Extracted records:
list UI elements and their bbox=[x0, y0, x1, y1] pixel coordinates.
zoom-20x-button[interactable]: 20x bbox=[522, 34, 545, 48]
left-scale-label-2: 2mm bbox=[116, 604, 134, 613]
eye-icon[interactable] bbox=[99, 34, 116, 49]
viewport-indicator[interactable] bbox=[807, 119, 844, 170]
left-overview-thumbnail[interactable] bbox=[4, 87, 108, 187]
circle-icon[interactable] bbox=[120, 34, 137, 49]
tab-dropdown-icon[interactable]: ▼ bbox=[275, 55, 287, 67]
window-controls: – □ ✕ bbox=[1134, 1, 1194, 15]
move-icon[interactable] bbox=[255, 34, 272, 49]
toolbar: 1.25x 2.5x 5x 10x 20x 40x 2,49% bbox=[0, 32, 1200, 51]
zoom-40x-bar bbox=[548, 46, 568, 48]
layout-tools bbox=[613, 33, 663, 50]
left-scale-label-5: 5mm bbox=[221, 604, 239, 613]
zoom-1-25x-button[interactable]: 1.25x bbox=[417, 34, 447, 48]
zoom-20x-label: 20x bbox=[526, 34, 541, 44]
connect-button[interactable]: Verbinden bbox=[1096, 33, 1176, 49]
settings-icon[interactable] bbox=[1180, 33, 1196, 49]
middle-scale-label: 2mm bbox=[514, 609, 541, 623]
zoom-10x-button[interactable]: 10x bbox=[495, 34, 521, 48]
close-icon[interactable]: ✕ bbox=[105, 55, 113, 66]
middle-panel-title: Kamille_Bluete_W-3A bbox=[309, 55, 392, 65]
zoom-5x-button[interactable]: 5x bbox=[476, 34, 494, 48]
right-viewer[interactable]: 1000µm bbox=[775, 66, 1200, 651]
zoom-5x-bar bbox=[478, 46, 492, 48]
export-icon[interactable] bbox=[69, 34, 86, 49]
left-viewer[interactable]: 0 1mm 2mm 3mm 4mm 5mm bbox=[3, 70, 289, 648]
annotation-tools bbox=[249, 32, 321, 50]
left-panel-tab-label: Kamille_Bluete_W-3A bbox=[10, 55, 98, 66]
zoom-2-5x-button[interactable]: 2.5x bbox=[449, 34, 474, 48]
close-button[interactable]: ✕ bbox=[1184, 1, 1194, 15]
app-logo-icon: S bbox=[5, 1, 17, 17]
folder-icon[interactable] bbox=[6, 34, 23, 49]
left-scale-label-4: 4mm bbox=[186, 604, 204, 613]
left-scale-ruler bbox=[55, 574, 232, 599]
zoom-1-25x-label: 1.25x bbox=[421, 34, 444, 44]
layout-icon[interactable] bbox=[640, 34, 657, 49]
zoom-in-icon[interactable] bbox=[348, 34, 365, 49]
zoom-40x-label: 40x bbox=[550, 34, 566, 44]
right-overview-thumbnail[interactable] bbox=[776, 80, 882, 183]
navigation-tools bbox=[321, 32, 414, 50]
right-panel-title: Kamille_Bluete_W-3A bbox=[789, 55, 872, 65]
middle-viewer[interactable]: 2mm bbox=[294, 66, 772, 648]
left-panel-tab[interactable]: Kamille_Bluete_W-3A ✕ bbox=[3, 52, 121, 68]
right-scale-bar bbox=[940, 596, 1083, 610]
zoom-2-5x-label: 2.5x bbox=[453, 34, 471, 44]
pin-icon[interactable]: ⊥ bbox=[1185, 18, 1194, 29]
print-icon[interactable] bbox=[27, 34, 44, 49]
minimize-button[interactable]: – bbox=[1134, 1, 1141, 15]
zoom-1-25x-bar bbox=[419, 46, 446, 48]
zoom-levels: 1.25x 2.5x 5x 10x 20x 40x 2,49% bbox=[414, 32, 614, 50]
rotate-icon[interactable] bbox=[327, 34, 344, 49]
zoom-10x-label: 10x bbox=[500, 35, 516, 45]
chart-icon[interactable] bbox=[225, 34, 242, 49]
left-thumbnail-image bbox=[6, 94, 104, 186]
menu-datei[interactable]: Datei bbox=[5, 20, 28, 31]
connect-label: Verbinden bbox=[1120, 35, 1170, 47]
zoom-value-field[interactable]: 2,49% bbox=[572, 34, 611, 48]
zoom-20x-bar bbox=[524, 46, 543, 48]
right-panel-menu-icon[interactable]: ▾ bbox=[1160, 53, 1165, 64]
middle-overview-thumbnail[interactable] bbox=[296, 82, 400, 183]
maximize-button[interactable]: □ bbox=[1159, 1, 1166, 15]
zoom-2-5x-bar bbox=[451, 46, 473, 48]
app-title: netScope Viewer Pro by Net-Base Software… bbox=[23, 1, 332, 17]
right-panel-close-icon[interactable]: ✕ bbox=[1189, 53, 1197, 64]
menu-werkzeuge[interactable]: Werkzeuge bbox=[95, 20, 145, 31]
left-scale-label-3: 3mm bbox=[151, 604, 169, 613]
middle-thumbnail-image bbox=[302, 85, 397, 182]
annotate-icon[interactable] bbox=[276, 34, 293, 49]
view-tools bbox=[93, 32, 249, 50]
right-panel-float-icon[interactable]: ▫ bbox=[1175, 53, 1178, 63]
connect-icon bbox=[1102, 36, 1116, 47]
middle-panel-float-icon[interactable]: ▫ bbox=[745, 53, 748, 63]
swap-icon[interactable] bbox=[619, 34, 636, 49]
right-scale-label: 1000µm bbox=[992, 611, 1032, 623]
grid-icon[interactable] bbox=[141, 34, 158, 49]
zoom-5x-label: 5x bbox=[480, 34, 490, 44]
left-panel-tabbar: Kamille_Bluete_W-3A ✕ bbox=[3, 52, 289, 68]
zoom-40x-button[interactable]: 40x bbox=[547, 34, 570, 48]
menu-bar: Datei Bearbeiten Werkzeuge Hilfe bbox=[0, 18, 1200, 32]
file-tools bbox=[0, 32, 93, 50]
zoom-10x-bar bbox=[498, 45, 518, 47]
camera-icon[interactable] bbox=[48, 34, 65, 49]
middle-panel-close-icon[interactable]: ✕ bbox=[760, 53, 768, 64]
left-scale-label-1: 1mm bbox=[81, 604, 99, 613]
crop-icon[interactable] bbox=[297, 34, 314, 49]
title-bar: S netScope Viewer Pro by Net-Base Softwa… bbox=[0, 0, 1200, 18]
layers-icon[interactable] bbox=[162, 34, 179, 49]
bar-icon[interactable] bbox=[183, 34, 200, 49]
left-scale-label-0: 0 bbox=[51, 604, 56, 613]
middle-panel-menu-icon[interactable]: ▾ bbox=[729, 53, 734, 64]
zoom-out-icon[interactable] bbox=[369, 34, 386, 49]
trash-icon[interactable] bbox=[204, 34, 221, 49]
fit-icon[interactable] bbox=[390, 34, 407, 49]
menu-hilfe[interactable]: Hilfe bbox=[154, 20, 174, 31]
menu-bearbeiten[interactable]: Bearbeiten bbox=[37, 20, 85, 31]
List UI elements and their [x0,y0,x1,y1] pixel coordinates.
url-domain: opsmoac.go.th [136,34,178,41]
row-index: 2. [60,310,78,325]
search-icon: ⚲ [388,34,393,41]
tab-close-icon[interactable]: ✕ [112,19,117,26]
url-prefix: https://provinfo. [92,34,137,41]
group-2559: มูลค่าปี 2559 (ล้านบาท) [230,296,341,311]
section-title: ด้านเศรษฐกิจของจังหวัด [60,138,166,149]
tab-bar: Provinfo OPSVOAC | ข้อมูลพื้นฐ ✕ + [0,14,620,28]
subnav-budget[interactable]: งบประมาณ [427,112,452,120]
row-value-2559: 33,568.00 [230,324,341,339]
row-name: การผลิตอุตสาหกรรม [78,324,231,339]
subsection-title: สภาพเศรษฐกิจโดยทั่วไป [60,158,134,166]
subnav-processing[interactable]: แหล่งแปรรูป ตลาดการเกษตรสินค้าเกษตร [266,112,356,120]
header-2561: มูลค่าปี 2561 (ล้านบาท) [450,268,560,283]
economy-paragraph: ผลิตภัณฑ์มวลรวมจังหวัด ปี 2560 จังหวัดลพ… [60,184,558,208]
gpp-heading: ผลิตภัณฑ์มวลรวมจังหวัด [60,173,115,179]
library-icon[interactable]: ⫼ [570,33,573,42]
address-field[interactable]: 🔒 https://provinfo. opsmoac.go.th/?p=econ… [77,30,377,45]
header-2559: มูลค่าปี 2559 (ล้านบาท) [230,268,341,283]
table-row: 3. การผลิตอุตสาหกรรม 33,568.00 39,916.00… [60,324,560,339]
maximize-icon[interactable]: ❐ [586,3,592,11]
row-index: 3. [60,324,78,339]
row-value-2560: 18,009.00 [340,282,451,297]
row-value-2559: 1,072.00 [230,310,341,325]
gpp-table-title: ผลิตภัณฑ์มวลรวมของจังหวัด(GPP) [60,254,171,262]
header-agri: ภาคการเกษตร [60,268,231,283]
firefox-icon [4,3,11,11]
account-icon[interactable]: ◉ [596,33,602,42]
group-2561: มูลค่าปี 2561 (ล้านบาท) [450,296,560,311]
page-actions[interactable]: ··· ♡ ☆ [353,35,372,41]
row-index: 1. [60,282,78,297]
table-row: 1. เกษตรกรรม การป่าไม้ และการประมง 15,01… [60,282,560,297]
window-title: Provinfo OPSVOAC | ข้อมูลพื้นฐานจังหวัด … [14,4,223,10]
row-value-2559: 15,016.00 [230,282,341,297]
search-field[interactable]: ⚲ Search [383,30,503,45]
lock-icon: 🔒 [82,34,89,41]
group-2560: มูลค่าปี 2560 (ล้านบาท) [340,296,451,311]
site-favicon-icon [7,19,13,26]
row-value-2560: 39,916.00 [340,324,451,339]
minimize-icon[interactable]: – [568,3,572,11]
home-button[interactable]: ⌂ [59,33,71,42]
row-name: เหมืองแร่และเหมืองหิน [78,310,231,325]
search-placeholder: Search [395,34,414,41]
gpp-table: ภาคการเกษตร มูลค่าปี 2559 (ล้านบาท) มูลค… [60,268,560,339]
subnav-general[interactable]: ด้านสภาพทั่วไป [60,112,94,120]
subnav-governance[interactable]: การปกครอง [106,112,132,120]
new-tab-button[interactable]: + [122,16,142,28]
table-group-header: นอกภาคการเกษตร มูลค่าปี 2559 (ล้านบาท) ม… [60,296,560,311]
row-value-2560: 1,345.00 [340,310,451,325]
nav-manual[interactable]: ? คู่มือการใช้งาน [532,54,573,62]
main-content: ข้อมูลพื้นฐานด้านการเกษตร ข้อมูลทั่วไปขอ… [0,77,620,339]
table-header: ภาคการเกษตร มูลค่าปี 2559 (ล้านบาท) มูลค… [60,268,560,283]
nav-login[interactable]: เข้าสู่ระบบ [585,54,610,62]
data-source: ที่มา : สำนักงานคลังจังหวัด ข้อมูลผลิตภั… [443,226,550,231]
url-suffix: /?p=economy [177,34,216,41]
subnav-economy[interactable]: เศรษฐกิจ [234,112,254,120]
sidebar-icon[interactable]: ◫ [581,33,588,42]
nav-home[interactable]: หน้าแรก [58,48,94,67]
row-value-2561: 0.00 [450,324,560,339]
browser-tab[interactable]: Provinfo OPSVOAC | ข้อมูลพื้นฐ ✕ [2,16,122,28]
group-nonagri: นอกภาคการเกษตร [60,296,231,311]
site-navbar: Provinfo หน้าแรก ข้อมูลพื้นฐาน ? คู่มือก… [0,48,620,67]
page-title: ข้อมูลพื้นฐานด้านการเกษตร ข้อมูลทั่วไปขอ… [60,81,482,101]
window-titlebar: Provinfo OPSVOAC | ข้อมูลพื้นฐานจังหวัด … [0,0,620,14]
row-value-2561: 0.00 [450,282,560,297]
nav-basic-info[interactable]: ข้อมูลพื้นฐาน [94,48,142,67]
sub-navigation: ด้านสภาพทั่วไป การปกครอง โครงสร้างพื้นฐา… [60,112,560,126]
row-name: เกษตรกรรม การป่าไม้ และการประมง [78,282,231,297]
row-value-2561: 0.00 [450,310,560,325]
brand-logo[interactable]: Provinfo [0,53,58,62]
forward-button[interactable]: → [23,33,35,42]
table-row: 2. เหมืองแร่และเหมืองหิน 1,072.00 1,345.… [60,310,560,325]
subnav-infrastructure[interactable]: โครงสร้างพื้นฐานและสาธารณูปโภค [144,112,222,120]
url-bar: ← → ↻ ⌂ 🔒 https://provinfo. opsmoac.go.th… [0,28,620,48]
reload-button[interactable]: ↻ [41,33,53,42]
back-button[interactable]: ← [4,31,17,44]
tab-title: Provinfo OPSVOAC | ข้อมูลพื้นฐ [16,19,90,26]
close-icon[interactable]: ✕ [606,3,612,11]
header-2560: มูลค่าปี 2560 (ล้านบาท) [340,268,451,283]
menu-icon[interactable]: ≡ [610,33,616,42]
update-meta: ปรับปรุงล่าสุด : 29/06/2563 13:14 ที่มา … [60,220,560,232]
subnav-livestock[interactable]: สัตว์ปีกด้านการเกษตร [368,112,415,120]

▶ _Exercise_:
Please repeat the lines of the listing verbatim, starting at the beginning of the listing and ending at the line containing "move-icon[interactable] bbox=[255, 34, 272, 49]".

▶ _Answer to the task_:
list UI elements and their bbox=[x0, y0, x1, y1] pixel coordinates.
zoom-20x-button[interactable]: 20x bbox=[522, 34, 545, 48]
left-scale-label-2: 2mm bbox=[116, 604, 134, 613]
eye-icon[interactable] bbox=[99, 34, 116, 49]
viewport-indicator[interactable] bbox=[807, 119, 844, 170]
left-overview-thumbnail[interactable] bbox=[4, 87, 108, 187]
circle-icon[interactable] bbox=[120, 34, 137, 49]
tab-dropdown-icon[interactable]: ▼ bbox=[275, 55, 287, 67]
window-controls: – □ ✕ bbox=[1134, 1, 1194, 15]
move-icon[interactable] bbox=[255, 34, 272, 49]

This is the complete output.